* [Records supplied]:

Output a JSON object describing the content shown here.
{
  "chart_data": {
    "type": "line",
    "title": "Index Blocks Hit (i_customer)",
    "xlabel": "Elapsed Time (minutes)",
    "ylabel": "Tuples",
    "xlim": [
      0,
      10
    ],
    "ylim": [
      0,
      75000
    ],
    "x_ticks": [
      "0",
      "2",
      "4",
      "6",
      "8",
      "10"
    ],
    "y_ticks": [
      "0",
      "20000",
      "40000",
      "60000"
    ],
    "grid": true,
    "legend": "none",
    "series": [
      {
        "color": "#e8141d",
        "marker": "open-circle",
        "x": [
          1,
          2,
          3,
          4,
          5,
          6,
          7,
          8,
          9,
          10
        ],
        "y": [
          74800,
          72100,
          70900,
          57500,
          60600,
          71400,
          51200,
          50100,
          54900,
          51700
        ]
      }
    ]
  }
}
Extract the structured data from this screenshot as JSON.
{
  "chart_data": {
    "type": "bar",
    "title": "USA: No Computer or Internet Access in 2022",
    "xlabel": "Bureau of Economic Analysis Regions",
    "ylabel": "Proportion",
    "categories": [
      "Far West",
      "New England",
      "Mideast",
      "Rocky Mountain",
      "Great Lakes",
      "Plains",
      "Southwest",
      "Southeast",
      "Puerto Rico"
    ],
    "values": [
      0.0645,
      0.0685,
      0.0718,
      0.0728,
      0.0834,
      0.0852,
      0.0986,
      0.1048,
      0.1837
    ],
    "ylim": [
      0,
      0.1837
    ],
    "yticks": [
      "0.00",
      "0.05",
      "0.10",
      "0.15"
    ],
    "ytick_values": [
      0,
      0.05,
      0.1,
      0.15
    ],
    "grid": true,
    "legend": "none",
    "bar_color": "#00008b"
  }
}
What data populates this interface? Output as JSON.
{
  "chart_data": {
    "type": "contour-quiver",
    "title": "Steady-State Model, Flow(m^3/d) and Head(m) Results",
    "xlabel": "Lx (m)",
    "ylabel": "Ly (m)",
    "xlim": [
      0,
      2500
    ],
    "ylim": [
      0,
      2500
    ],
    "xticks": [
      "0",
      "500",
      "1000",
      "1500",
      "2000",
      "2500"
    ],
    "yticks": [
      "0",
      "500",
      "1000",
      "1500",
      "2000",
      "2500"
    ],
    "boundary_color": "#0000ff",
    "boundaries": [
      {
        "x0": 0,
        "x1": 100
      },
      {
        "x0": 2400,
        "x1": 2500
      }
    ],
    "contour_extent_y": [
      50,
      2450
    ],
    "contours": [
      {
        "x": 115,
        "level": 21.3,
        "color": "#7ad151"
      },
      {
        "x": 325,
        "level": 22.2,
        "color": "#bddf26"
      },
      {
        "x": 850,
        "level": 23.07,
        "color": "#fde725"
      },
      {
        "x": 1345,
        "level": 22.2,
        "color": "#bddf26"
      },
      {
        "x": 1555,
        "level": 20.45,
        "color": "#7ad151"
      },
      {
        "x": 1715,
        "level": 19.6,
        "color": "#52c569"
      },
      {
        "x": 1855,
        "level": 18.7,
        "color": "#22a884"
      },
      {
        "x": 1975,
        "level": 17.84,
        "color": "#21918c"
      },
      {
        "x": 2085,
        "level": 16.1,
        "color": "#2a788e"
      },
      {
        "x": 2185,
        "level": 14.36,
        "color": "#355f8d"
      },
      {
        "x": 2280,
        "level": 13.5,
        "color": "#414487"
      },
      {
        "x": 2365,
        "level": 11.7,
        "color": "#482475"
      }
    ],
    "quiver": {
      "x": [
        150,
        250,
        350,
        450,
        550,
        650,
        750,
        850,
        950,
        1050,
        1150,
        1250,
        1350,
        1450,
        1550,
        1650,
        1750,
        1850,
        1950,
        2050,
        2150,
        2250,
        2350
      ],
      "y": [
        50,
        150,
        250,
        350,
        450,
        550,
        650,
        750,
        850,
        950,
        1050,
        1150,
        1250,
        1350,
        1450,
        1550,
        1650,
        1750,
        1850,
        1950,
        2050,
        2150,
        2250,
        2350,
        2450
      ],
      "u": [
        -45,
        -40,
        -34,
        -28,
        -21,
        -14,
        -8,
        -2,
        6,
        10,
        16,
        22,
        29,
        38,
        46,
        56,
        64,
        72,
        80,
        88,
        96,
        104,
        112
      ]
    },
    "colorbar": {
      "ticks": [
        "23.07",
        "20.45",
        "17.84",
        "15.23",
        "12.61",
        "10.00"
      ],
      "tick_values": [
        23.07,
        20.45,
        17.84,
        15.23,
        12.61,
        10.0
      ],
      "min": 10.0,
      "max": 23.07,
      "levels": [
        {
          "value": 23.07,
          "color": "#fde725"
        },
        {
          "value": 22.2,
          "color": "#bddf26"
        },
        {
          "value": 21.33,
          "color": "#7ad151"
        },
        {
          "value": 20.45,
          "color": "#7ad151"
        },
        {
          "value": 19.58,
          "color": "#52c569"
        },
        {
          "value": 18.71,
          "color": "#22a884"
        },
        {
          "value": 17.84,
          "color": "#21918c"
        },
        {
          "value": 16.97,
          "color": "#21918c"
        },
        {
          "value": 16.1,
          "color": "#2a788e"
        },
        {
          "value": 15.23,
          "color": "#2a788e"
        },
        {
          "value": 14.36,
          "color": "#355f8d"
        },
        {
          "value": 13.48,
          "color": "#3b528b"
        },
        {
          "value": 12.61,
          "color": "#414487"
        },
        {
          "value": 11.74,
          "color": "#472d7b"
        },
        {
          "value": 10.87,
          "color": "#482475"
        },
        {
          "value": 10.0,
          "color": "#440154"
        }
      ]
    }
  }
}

* [Requirement]: Word for word, quote all of the data above.

* [Task response]:
Output a JSON object describing the content shown here.
{
  "chart_data": {
    "type": "line",
    "title": "Index Blocks Hit (i_customer)",
    "xlabel": "Elapsed Time (minutes)",
    "ylabel": "Tuples",
    "xlim": [
      0,
      10
    ],
    "ylim": [
      0,
      75000
    ],
    "x_ticks": [
      "0",
      "2",
      "4",
      "6",
      "8",
      "10"
    ],
    "y_ticks": [
      "0",
      "20000",
      "40000",
      "60000"
    ],
    "grid": true,
    "legend": "none",
    "series": [
      {
        "color": "#e8141d",
        "marker": "open-circle",
        "x": [
          1,
          2,
          3,
          4,
          5,
          6,
          7,
          8,
          9,
          10
        ],
        "y": [
          74800,
          72100,
          70900,
          57500,
          60600,
          71400,
          51200,
          50100,
          54900,
          51700
        ]
      }
    ]
  }
}
Extract the structured data from this screenshot as JSON.
{
  "chart_data": {
    "type": "bar",
    "title": "USA: No Computer or Internet Access in 2022",
    "xlabel": "Bureau of Economic Analysis Regions",
    "ylabel": "Proportion",
    "categories": [
      "Far West",
      "New England",
      "Mideast",
      "Rocky Mountain",
      "Great Lakes",
      "Plains",
      "Southwest",
      "Southeast",
      "Puerto Rico"
    ],
    "values": [
      0.0645,
      0.0685,
      0.0718,
      0.0728,
      0.0834,
      0.0852,
      0.0986,
      0.1048,
      0.1837
    ],
    "ylim": [
      0,
      0.1837
    ],
    "yticks": [
      "0.00",
      "0.05",
      "0.10",
      "0.15"
    ],
    "ytick_values": [
      0,
      0.05,
      0.1,
      0.15
    ],
    "grid": true,
    "legend": "none",
    "bar_color": "#00008b"
  }
}
What data populates this interface? Output as JSON.
{
  "chart_data": {
    "type": "contour-quiver",
    "title": "Steady-State Model, Flow(m^3/d) and Head(m) Results",
    "xlabel": "Lx (m)",
    "ylabel": "Ly (m)",
    "xlim": [
      0,
      2500
    ],
    "ylim": [
      0,
      2500
    ],
    "xticks": [
      "0",
      "500",
      "1000",
      "1500",
      "2000",
      "2500"
    ],
    "yticks": [
      "0",
      "500",
      "1000",
      "1500",
      "2000",
      "2500"
    ],
    "boundary_color": "#0000ff",
    "boundaries": [
      {
        "x0": 0,
        "x1": 100
      },
      {
        "x0": 2400,
        "x1": 2500
      }
    ],
    "contour_extent_y": [
      50,
      2450
    ],
    "contours": [
      {
        "x": 115,
        "level": 21.3,
        "color": "#7ad151"
      },
      {
        "x": 325,
        "level": 22.2,
        "color": "#bddf26"
      },
      {
        "x": 850,
        "level": 23.07,
        "color": "#fde725"
      },
      {
        "x": 1345,
        "level": 22.2,
        "color": "#bddf26"
      },
      {
        "x": 1555,
        "level": 20.45,
        "color": "#7ad151"
      },
      {
        "x": 1715,
        "level": 19.6,
        "color": "#52c569"
      },
      {
        "x": 1855,
        "level": 18.7,
        "color": "#22a884"
      },
      {
        "x": 1975,
        "level": 17.84,
        "color": "#21918c"
      },
      {
        "x": 2085,
        "level": 16.1,
        "color": "#2a788e"
      },
      {
        "x": 2185,
        "level": 14.36,
        "color": "#355f8d"
      },
      {
        "x": 2280,
        "level": 13.5,
        "color": "#414487"
      },
      {
        "x": 2365,
        "level": 11.7,
        "color": "#482475"
      }
    ],
    "quiver": {
      "x": [
        150,
        250,
        350,
        450,
        550,
        650,
        750,
        850,
        950,
        1050,
        1150,
        1250,
        1350,
        1450,
        1550,
        1650,
        1750,
        1850,
        1950,
        2050,
        2150,
        2250,
        2350
      ],
      "y": [
        50,
        150,
        250,
        350,
        450,
        550,
        650,
        750,
        850,
        950,
        1050,
        1150,
        1250,
        1350,
        1450,
        1550,
        1650,
        1750,
        1850,
        1950,
        2050,
        2150,
        2250,
        2350,
        2450
      ],
      "u": [
        -45,
        -40,
        -34,
        -28,
        -21,
        -14,
        -8,
        -2,
        6,
        10,
        16,
        22,
        29,
        38,
        46,
        56,
        64,
        72,
        80,
        88,
        96,
        104,
        112
      ]
    },
    "colorbar": {
      "ticks": [
        "23.07",
        "20.45",
        "17.84",
        "15.23",
        "12.61",
        "10.00"
      ],
      "tick_values": [
        23.07,
        20.45,
        17.84,
        15.23,
        12.61,
        10.0
      ],
      "min": 10.0,
      "max": 23.07,
      "levels": [
        {
          "value": 23.07,
          "color": "#fde725"
        },
        {
          "value": 22.2,
          "color": "#bddf26"
        },
        {
          "value": 21.33,
          "color": "#7ad151"
        },
        {
          "value": 20.45,
          "color": "#7ad151"
        },
        {
          "value": 19.58,
          "color": "#52c569"
        },
        {
          "value": 18.71,
          "color": "#22a884"
        },
        {
          "value": 17.84,
          "color": "#21918c"
        },
        {
          "value": 16.97,
          "color": "#21918c"
        },
        {
          "value": 16.1,
          "color": "#2a788e"
        },
        {
          "value": 15.23,
          "color": "#2a788e"
        },
        {
          "value": 14.36,
          "color": "#355f8d"
        },
        {
          "value": 13.48,
          "color": "#3b528b"
        },
        {
          "value": 12.61,
          "color": "#414487"
        },
        {
          "value": 11.74,
          "color": "#472d7b"
        },
        {
          "value": 10.87,
          "color": "#482475"
        },
        {
          "value": 10.0,
          "color": "#440154"
        }
      ]
    }
  }
}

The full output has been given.